### What you should do
Please restate the following records word for word.

[Saved entries]
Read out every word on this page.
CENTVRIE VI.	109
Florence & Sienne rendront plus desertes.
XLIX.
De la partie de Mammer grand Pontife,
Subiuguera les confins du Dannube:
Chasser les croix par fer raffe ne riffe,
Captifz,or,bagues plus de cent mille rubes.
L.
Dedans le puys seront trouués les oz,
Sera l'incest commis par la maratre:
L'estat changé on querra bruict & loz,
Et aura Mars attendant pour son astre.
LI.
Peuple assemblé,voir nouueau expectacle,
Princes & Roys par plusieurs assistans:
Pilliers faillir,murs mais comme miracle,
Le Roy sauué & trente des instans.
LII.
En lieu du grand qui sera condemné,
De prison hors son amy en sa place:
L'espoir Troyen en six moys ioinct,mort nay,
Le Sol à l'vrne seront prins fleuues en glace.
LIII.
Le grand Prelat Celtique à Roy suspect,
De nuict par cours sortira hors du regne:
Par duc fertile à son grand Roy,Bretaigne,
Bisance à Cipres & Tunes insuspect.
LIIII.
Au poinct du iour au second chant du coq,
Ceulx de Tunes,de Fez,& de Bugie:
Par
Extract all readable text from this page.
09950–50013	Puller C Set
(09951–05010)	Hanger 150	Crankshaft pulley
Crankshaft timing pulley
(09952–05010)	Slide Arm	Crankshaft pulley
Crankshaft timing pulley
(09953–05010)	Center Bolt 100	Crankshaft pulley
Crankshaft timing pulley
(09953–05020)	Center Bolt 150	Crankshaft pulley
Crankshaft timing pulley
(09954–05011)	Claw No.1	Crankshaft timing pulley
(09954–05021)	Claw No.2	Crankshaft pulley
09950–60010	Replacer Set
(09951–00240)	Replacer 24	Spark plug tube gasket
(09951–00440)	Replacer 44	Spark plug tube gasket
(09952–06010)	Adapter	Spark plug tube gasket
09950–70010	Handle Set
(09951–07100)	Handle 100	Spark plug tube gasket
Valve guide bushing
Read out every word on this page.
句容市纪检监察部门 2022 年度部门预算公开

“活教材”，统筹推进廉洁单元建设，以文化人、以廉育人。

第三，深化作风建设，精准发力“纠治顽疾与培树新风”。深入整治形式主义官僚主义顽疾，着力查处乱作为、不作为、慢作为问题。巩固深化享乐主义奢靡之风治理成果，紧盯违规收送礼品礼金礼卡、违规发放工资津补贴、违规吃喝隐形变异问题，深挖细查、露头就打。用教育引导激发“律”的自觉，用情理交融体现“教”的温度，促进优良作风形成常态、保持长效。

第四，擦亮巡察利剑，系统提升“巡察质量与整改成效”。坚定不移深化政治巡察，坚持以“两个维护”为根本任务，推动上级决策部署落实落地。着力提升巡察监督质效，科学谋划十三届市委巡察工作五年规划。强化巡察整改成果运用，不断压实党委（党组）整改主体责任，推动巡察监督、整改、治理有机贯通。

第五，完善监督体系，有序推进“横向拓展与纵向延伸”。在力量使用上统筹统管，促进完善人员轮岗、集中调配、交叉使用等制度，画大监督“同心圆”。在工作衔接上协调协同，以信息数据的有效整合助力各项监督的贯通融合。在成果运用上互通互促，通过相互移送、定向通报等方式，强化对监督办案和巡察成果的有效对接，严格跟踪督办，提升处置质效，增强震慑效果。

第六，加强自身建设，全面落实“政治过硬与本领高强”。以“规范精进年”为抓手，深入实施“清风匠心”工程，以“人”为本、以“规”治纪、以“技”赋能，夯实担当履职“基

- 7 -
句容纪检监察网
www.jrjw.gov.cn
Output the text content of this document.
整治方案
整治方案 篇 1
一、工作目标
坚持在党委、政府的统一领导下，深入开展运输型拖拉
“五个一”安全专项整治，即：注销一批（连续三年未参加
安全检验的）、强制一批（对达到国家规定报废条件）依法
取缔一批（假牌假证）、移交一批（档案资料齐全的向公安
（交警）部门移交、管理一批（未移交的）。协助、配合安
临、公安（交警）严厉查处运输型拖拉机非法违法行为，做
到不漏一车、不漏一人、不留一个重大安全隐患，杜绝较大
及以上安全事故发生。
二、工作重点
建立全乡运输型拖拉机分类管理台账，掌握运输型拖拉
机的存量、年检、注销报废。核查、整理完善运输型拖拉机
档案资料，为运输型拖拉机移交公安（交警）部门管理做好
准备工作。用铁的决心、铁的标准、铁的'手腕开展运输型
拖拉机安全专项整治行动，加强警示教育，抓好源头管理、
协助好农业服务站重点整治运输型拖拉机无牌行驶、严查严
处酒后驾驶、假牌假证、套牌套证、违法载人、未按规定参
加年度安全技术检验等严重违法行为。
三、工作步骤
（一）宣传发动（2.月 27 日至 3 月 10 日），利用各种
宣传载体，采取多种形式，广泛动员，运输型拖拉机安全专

### Result below
Read out every word on this page.
CENTVRIE VI.	109
Florence & Sienne rendront plus desertes.
XLIX.
De la partie de Mammer grand Pontife,
Subiuguera les confins du Dannube:
Chasser les croix par fer raffe ne riffe,
Captifz,or,bagues plus de cent mille rubes.
L.
Dedans le puys seront trouués les oz,
Sera l'incest commis par la maratre:
L'estat changé on querra bruict & loz,
Et aura Mars attendant pour son astre.
LI.
Peuple assemblé,voir nouueau expectacle,
Princes & Roys par plusieurs assistans:
Pilliers faillir,murs mais comme miracle,
Le Roy sauué & trente des instans.
LII.
En lieu du grand qui sera condemné,
De prison hors son amy en sa place:
L'espoir Troyen en six moys ioinct,mort nay,
Le Sol à l'vrne seront prins fleuues en glace.
LIII.
Le grand Prelat Celtique à Roy suspect,
De nuict par cours sortira hors du regne:
Par duc fertile à son grand Roy,Bretaigne,
Bisance à Cipres & Tunes insuspect.
LIIII.
Au poinct du iour au second chant du coq,
Ceulx de Tunes,de Fez,& de Bugie:
Par
Extract all readable text from this page.
09950–50013	Puller C Set
(09951–05010)	Hanger 150	Crankshaft pulley
Crankshaft timing pulley
(09952–05010)	Slide Arm	Crankshaft pulley
Crankshaft timing pulley
(09953–05010)	Center Bolt 100	Crankshaft pulley
Crankshaft timing pulley
(09953–05020)	Center Bolt 150	Crankshaft pulley
Crankshaft timing pulley
(09954–05011)	Claw No.1	Crankshaft timing pulley
(09954–05021)	Claw No.2	Crankshaft pulley
09950–60010	Replacer Set
(09951–00240)	Replacer 24	Spark plug tube gasket
(09951–00440)	Replacer 44	Spark plug tube gasket
(09952–06010)	Adapter	Spark plug tube gasket
09950–70010	Handle Set
(09951–07100)	Handle 100	Spark plug tube gasket
Valve guide bushing
Read out every word on this page.
句容市纪检监察部门 2022 年度部门预算公开

“活教材”，统筹推进廉洁单元建设，以文化人、以廉育人。

第三，深化作风建设，精准发力“纠治顽疾与培树新风”。深入整治形式主义官僚主义顽疾，着力查处乱作为、不作为、慢作为问题。巩固深化享乐主义奢靡之风治理成果，紧盯违规收送礼品礼金礼卡、违规发放工资津补贴、违规吃喝隐形变异问题，深挖细查、露头就打。用教育引导激发“律”的自觉，用情理交融体现“教”的温度，促进优良作风形成常态、保持长效。

第四，擦亮巡察利剑，系统提升“巡察质量与整改成效”。坚定不移深化政治巡察，坚持以“两个维护”为根本任务，推动上级决策部署落实落地。着力提升巡察监督质效，科学谋划十三届市委巡察工作五年规划。强化巡察整改成果运用，不断压实党委（党组）整改主体责任，推动巡察监督、整改、治理有机贯通。

第五，完善监督体系，有序推进“横向拓展与纵向延伸”。在力量使用上统筹统管，促进完善人员轮岗、集中调配、交叉使用等制度，画大监督“同心圆”。在工作衔接上协调协同，以信息数据的有效整合助力各项监督的贯通融合。在成果运用上互通互促，通过相互移送、定向通报等方式，强化对监督办案和巡察成果的有效对接，严格跟踪督办，提升处置质效，增强震慑效果。

第六，加强自身建设，全面落实“政治过硬与本领高强”。以“规范精进年”为抓手，深入实施“清风匠心”工程，以“人”为本、以“规”治纪、以“技”赋能，夯实担当履职“基

- 7 -
句容纪检监察网
www.jrjw.gov.cn
Output the text content of this document.
整治方案
整治方案 篇 1
一、工作目标
坚持在党委、政府的统一领导下，深入开展运输型拖拉
“五个一”安全专项整治，即：注销一批（连续三年未参加
安全检验的）、强制一批（对达到国家规定报废条件）依法
取缔一批（假牌假证）、移交一批（档案资料齐全的向公安
（交警）部门移交、管理一批（未移交的）。协助、配合安
临、公安（交警）严厉查处运输型拖拉机非法违法行为，做
到不漏一车、不漏一人、不留一个重大安全隐患，杜绝较大
及以上安全事故发生。
二、工作重点
建立全乡运输型拖拉机分类管理台账，掌握运输型拖拉
机的存量、年检、注销报废。核查、整理完善运输型拖拉机
档案资料，为运输型拖拉机移交公安（交警）部门管理做好
准备工作。用铁的决心、铁的标准、铁的'手腕开展运输型
拖拉机安全专项整治行动，加强警示教育，抓好源头管理、
协助好农业服务站重点整治运输型拖拉机无牌行驶、严查严
处酒后驾驶、假牌假证、套牌套证、违法载人、未按规定参
加年度安全技术检验等严重违法行为。
三、工作步骤
（一）宣传发动（2.月 27 日至 3 月 10 日），利用各种
宣传载体，采取多种形式，广泛动员，运输型拖拉机安全专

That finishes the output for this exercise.